> [WHAT IS NEEDED]:
Extract all of the entries and give them again, word for word.

> [SUPPLIED RECORDS]:
──────────

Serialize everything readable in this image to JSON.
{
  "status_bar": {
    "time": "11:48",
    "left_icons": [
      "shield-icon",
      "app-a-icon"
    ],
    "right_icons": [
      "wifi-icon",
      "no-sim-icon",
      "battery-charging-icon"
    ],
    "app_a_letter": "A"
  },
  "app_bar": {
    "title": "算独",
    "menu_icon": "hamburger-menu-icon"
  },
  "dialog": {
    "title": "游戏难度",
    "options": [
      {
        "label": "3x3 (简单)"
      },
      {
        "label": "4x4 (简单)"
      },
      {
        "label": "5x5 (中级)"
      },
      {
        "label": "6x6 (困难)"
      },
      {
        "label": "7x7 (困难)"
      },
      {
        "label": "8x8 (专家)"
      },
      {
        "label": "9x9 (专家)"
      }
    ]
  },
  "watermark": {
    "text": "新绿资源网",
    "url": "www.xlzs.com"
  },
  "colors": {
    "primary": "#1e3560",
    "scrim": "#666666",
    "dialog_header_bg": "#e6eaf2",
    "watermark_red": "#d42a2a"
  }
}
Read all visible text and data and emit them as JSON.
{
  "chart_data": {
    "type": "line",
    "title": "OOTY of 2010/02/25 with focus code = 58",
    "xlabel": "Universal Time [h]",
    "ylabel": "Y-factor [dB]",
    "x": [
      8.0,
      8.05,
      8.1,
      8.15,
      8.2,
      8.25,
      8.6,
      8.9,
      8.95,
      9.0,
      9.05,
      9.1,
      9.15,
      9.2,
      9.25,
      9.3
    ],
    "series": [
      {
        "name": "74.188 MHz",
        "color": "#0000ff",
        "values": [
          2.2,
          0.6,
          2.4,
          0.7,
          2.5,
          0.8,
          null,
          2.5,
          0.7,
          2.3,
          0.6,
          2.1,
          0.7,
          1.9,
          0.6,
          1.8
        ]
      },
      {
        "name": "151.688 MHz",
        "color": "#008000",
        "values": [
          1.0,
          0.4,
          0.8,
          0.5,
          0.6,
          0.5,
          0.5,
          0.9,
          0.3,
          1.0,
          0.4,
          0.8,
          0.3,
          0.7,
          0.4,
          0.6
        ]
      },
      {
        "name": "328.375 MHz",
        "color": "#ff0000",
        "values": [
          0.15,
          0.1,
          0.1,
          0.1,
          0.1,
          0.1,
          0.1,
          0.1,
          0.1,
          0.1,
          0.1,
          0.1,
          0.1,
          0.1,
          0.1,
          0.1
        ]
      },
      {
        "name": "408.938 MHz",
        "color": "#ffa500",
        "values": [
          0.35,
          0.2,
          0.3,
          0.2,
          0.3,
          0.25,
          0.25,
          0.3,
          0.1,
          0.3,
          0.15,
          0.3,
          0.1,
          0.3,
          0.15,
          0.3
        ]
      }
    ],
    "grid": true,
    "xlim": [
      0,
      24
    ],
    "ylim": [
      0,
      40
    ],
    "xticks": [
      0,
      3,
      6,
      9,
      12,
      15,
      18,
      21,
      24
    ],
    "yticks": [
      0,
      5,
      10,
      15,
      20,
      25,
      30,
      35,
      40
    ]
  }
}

──────────

> [OUTPUT BELOW]:
Serialize everything readable in this image to JSON.
{
  "status_bar": {
    "time": "11:48",
    "left_icons": [
      "shield-icon",
      "app-a-icon"
    ],
    "right_icons": [
      "wifi-icon",
      "no-sim-icon",
      "battery-charging-icon"
    ],
    "app_a_letter": "A"
  },
  "app_bar": {
    "title": "算独",
    "menu_icon": "hamburger-menu-icon"
  },
  "dialog": {
    "title": "游戏难度",
    "options": [
      {
        "label": "3x3 (简单)"
      },
      {
        "label": "4x4 (简单)"
      },
      {
        "label": "5x5 (中级)"
      },
      {
        "label": "6x6 (困难)"
      },
      {
        "label": "7x7 (困难)"
      },
      {
        "label": "8x8 (专家)"
      },
      {
        "label": "9x9 (专家)"
      }
    ]
  },
  "watermark": {
    "text": "新绿资源网",
    "url": "www.xlzs.com"
  },
  "colors": {
    "primary": "#1e3560",
    "scrim": "#666666",
    "dialog_header_bg": "#e6eaf2",
    "watermark_red": "#d42a2a"
  }
}
Read all visible text and data and emit them as JSON.
{
  "chart_data": {
    "type": "line",
    "title": "OOTY of 2010/02/25 with focus code = 58",
    "xlabel": "Universal Time [h]",
    "ylabel": "Y-factor [dB]",
    "x": [
      8.0,
      8.05,
      8.1,
      8.15,
      8.2,
      8.25,
      8.6,
      8.9,
      8.95,
      9.0,
      9.05,
      9.1,
      9.15,
      9.2,
      9.25,
      9.3
    ],
    "series": [
      {
        "name": "74.188 MHz",
        "color": "#0000ff",
        "values": [
          2.2,
          0.6,
          2.4,
          0.7,
          2.5,
          0.8,
          null,
          2.5,
          0.7,
          2.3,
          0.6,
          2.1,
          0.7,
          1.9,
          0.6,
          1.8
        ]
      },
      {
        "name": "151.688 MHz",
        "color": "#008000",
        "values": [
          1.0,
          0.4,
          0.8,
          0.5,
          0.6,
          0.5,
          0.5,
          0.9,
          0.3,
          1.0,
          0.4,
          0.8,
          0.3,
          0.7,
          0.4,
          0.6
        ]
      },
      {
        "name": "328.375 MHz",
        "color": "#ff0000",
        "values": [
          0.15,
          0.1,
          0.1,
          0.1,
          0.1,
          0.1,
          0.1,
          0.1,
          0.1,
          0.1,
          0.1,
          0.1,
          0.1,
          0.1,
          0.1,
          0.1
        ]
      },
      {
        "name": "408.938 MHz",
        "color": "#ffa500",
        "values": [
          0.35,
          0.2,
          0.3,
          0.2,
          0.3,
          0.25,
          0.25,
          0.3,
          0.1,
          0.3,
          0.15,
          0.3,
          0.1,
          0.3,
          0.15,
          0.3
        ]
      }
    ],
    "grid": true,
    "xlim": [
      0,
      24
    ],
    "ylim": [
      0,
      40
    ],
    "xticks": [
      0,
      3,
      6,
      9,
      12,
      15,
      18,
      21,
      24
    ],
    "yticks": [
      0,
      5,
      10,
      15,
      20,
      25,
      30,
      35,
      40
    ]
  }
}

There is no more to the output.